- [Work to do]
Write out the records below word for word, please.

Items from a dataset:
+ + + + +

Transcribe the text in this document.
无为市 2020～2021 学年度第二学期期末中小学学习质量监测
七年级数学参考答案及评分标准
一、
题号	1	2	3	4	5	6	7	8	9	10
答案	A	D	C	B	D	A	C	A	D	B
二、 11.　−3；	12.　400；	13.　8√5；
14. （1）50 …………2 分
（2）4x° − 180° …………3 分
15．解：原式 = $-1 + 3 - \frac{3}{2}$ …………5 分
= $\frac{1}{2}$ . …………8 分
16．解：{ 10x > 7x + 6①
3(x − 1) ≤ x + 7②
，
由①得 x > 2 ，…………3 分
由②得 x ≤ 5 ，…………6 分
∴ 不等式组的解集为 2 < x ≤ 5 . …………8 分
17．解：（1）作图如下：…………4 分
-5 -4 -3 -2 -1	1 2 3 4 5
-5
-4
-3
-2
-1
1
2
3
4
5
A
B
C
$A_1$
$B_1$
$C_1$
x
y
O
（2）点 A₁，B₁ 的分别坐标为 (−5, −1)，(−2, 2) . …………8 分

+ + + + +

- [Answer to this problem]
Transcribe the text in this document.
无为市 2020～2021 学年度第二学期期末中小学学习质量监测
七年级数学参考答案及评分标准
一、
题号	1	2	3	4	5	6	7	8	9	10
答案	A	D	C	B	D	A	C	A	D	B
二、 11.　−3；	12.　400；	13.　8√5；
14. （1）50 …………2 分
（2）4x° − 180° …………3 分
15．解：原式 = $-1 + 3 - \frac{3}{2}$ …………5 分
= $\frac{1}{2}$ . …………8 分
16．解：{ 10x > 7x + 6①
3(x − 1) ≤ x + 7②
，
由①得 x > 2 ，…………3 分
由②得 x ≤ 5 ，…………6 分
∴ 不等式组的解集为 2 < x ≤ 5 . …………8 分
17．解：（1）作图如下：…………4 分
-5 -4 -3 -2 -1	1 2 3 4 5
-5
-4
-3
-2
-1
1
2
3
4
5
A
B
C
$A_1$
$B_1$
$C_1$
x
y
O
（2）点 A₁，B₁ 的分别坐标为 (−5, −1)，(−2, 2) . …………8 分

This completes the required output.